**EXCERPTED DATA**
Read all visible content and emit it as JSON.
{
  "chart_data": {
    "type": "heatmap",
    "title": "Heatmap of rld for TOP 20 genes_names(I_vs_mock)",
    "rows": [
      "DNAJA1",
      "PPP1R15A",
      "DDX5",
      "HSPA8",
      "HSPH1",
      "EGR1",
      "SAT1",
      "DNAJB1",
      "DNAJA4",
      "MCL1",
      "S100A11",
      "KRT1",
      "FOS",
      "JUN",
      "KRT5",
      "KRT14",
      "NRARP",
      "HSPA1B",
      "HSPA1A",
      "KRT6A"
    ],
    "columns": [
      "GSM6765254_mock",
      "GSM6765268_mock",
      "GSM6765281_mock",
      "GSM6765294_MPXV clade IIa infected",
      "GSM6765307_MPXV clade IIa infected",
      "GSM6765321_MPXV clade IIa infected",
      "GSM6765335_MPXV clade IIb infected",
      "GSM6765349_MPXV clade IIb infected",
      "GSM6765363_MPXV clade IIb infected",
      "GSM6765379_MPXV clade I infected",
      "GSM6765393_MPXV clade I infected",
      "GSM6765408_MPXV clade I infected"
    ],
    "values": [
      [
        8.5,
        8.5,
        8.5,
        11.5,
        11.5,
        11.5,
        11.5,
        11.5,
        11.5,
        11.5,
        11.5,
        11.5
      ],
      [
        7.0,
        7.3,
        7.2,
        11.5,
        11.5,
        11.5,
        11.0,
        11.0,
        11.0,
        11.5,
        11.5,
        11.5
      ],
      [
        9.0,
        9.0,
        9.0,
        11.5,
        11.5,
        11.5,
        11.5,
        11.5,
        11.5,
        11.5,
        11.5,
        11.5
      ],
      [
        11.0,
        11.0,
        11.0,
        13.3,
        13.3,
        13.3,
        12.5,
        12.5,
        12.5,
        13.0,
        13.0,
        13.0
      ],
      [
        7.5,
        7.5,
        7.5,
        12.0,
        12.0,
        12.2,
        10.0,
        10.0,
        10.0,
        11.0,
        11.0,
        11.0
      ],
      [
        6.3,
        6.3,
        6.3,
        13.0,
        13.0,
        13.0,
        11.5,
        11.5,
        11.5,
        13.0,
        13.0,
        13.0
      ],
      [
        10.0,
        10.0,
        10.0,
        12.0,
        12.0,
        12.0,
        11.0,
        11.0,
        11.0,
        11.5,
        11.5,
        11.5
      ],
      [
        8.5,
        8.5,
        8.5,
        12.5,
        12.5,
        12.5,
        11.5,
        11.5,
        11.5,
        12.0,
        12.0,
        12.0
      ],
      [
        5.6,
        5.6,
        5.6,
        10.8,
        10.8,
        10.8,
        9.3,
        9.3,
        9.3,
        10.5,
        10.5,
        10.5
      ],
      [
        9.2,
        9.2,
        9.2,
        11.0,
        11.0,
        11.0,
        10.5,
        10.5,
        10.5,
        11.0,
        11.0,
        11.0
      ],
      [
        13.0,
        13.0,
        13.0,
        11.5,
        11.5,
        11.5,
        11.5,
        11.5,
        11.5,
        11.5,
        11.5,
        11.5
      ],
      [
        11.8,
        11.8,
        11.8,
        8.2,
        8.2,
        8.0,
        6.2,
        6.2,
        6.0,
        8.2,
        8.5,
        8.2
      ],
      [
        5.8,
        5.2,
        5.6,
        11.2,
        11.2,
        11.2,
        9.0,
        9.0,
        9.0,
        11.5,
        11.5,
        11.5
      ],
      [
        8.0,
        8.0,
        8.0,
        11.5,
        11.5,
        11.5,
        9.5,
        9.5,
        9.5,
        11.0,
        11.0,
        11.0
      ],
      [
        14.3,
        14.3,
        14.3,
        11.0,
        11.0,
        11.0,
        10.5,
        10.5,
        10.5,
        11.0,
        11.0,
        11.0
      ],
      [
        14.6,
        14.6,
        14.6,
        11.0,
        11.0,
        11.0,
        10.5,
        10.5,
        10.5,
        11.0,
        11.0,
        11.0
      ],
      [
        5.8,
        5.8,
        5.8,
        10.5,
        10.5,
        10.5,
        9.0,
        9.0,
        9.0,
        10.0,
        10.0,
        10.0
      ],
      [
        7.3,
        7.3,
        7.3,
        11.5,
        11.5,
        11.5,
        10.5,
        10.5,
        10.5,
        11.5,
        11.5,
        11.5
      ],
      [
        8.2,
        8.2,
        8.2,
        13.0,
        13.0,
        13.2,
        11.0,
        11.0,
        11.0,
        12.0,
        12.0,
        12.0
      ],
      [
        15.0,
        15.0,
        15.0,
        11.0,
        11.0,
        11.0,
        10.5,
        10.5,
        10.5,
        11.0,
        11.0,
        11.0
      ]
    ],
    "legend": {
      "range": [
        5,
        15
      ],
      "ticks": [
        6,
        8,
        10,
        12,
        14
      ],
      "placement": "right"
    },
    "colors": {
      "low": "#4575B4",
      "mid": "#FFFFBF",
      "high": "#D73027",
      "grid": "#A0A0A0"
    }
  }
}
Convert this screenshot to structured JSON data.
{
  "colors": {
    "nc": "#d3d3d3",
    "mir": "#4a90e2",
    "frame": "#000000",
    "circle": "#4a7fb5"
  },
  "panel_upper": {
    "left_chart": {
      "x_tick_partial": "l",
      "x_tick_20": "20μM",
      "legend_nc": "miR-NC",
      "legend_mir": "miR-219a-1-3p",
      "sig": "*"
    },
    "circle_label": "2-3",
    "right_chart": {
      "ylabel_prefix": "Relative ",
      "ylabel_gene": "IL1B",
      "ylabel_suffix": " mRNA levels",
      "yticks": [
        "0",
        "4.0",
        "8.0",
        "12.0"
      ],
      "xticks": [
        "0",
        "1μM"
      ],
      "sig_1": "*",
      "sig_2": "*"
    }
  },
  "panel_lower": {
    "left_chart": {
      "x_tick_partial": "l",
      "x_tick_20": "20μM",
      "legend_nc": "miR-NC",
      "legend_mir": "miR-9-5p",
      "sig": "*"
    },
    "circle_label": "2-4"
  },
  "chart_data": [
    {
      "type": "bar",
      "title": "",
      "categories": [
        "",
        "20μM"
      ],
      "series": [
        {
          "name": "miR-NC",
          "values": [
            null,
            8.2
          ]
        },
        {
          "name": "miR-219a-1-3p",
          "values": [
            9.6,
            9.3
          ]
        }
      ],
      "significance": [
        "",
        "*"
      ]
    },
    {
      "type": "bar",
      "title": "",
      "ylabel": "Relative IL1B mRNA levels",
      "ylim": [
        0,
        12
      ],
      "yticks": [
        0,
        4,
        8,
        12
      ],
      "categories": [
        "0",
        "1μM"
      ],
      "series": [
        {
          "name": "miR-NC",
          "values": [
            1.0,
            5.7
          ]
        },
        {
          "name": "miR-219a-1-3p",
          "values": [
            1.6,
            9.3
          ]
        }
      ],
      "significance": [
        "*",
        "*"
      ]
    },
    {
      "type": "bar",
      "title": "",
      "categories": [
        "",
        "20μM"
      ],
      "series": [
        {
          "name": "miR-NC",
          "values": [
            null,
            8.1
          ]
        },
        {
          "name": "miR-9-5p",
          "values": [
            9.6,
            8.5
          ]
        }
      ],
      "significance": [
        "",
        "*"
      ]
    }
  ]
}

**WHAT IS NEEDED**
Print the entries once more, identical in every line.

**SOLUTION FOR THIS PROBLEM**
Read all visible content and emit it as JSON.
{
  "chart_data": {
    "type": "heatmap",
    "title": "Heatmap of rld for TOP 20 genes_names(I_vs_mock)",
    "rows": [
      "DNAJA1",
      "PPP1R15A",
      "DDX5",
      "HSPA8",
      "HSPH1",
      "EGR1",
      "SAT1",
      "DNAJB1",
      "DNAJA4",
      "MCL1",
      "S100A11",
      "KRT1",
      "FOS",
      "JUN",
      "KRT5",
      "KRT14",
      "NRARP",
      "HSPA1B",
      "HSPA1A",
      "KRT6A"
    ],
    "columns": [
      "GSM6765254_mock",
      "GSM6765268_mock",
      "GSM6765281_mock",
      "GSM6765294_MPXV clade IIa infected",
      "GSM6765307_MPXV clade IIa infected",
      "GSM6765321_MPXV clade IIa infected",
      "GSM6765335_MPXV clade IIb infected",
      "GSM6765349_MPXV clade IIb infected",
      "GSM6765363_MPXV clade IIb infected",
      "GSM6765379_MPXV clade I infected",
      "GSM6765393_MPXV clade I infected",
      "GSM6765408_MPXV clade I infected"
    ],
    "values": [
      [
        8.5,
        8.5,
        8.5,
        11.5,
        11.5,
        11.5,
        11.5,
        11.5,
        11.5,
        11.5,
        11.5,
        11.5
      ],
      [
        7.0,
        7.3,
        7.2,
        11.5,
        11.5,
        11.5,
        11.0,
        11.0,
        11.0,
        11.5,
        11.5,
        11.5
      ],
      [
        9.0,
        9.0,
        9.0,
        11.5,
        11.5,
        11.5,
        11.5,
        11.5,
        11.5,
        11.5,
        11.5,
        11.5
      ],
      [
        11.0,
        11.0,
        11.0,
        13.3,
        13.3,
        13.3,
        12.5,
        12.5,
        12.5,
        13.0,
        13.0,
        13.0
      ],
      [
        7.5,
        7.5,
        7.5,
        12.0,
        12.0,
        12.2,
        10.0,
        10.0,
        10.0,
        11.0,
        11.0,
        11.0
      ],
      [
        6.3,
        6.3,
        6.3,
        13.0,
        13.0,
        13.0,
        11.5,
        11.5,
        11.5,
        13.0,
        13.0,
        13.0
      ],
      [
        10.0,
        10.0,
        10.0,
        12.0,
        12.0,
        12.0,
        11.0,
        11.0,
        11.0,
        11.5,
        11.5,
        11.5
      ],
      [
        8.5,
        8.5,
        8.5,
        12.5,
        12.5,
        12.5,
        11.5,
        11.5,
        11.5,
        12.0,
        12.0,
        12.0
      ],
      [
        5.6,
        5.6,
        5.6,
        10.8,
        10.8,
        10.8,
        9.3,
        9.3,
        9.3,
        10.5,
        10.5,
        10.5
      ],
      [
        9.2,
        9.2,
        9.2,
        11.0,
        11.0,
        11.0,
        10.5,
        10.5,
        10.5,
        11.0,
        11.0,
        11.0
      ],
      [
        13.0,
        13.0,
        13.0,
        11.5,
        11.5,
        11.5,
        11.5,
        11.5,
        11.5,
        11.5,
        11.5,
        11.5
      ],
      [
        11.8,
        11.8,
        11.8,
        8.2,
        8.2,
        8.0,
        6.2,
        6.2,
        6.0,
        8.2,
        8.5,
        8.2
      ],
      [
        5.8,
        5.2,
        5.6,
        11.2,
        11.2,
        11.2,
        9.0,
        9.0,
        9.0,
        11.5,
        11.5,
        11.5
      ],
      [
        8.0,
        8.0,
        8.0,
        11.5,
        11.5,
        11.5,
        9.5,
        9.5,
        9.5,
        11.0,
        11.0,
        11.0
      ],
      [
        14.3,
        14.3,
        14.3,
        11.0,
        11.0,
        11.0,
        10.5,
        10.5,
        10.5,
        11.0,
        11.0,
        11.0
      ],
      [
        14.6,
        14.6,
        14.6,
        11.0,
        11.0,
        11.0,
        10.5,
        10.5,
        10.5,
        11.0,
        11.0,
        11.0
      ],
      [
        5.8,
        5.8,
        5.8,
        10.5,
        10.5,
        10.5,
        9.0,
        9.0,
        9.0,
        10.0,
        10.0,
        10.0
      ],
      [
        7.3,
        7.3,
        7.3,
        11.5,
        11.5,
        11.5,
        10.5,
        10.5,
        10.5,
        11.5,
        11.5,
        11.5
      ],
      [
        8.2,
        8.2,
        8.2,
        13.0,
        13.0,
        13.2,
        11.0,
        11.0,
        11.0,
        12.0,
        12.0,
        12.0
      ],
      [
        15.0,
        15.0,
        15.0,
        11.0,
        11.0,
        11.0,
        10.5,
        10.5,
        10.5,
        11.0,
        11.0,
        11.0
      ]
    ],
    "legend": {
      "range": [
        5,
        15
      ],
      "ticks": [
        6,
        8,
        10,
        12,
        14
      ],
      "placement": "right"
    },
    "colors": {
      "low": "#4575B4",
      "mid": "#FFFFBF",
      "high": "#D73027",
      "grid": "#A0A0A0"
    }
  }
}
Convert this screenshot to structured JSON data.
{
  "colors": {
    "nc": "#d3d3d3",
    "mir": "#4a90e2",
    "frame": "#000000",
    "circle": "#4a7fb5"
  },
  "panel_upper": {
    "left_chart": {
      "x_tick_partial": "l",
      "x_tick_20": "20μM",
      "legend_nc": "miR-NC",
      "legend_mir": "miR-219a-1-3p",
      "sig": "*"
    },
    "circle_label": "2-3",
    "right_chart": {
      "ylabel_prefix": "Relative ",
      "ylabel_gene": "IL1B",
      "ylabel_suffix": " mRNA levels",
      "yticks": [
        "0",
        "4.0",
        "8.0",
        "12.0"
      ],
      "xticks": [
        "0",
        "1μM"
      ],
      "sig_1": "*",
      "sig_2": "*"
    }
  },
  "panel_lower": {
    "left_chart": {
      "x_tick_partial": "l",
      "x_tick_20": "20μM",
      "legend_nc": "miR-NC",
      "legend_mir": "miR-9-5p",
      "sig": "*"
    },
    "circle_label": "2-4"
  },
  "chart_data": [
    {
      "type": "bar",
      "title": "",
      "categories": [
        "",
        "20μM"
      ],
      "series": [
        {
          "name": "miR-NC",
          "values": [
            null,
            8.2
          ]
        },
        {
          "name": "miR-219a-1-3p",
          "values": [
            9.6,
            9.3
          ]
        }
      ],
      "significance": [
        "",
        "*"
      ]
    },
    {
      "type": "bar",
      "title": "",
      "ylabel": "Relative IL1B mRNA levels",
      "ylim": [
        0,
        12
      ],
      "yticks": [
        0,
        4,
        8,
        12
      ],
      "categories": [
        "0",
        "1μM"
      ],
      "series": [
        {
          "name": "miR-NC",
          "values": [
            1.0,
            5.7
          ]
        },
        {
          "name": "miR-219a-1-3p",
          "values": [
            1.6,
            9.3
          ]
        }
      ],
      "significance": [
        "*",
        "*"
      ]
    },
    {
      "type": "bar",
      "title": "",
      "categories": [
        "",
        "20μM"
      ],
      "series": [
        {
          "name": "miR-NC",
          "values": [
            null,
            8.1
          ]
        },
        {
          "name": "miR-9-5p",
          "values": [
            9.6,
            8.5
          ]
        }
      ],
      "significance": [
        "",
        "*"
      ]
    }
  ]
}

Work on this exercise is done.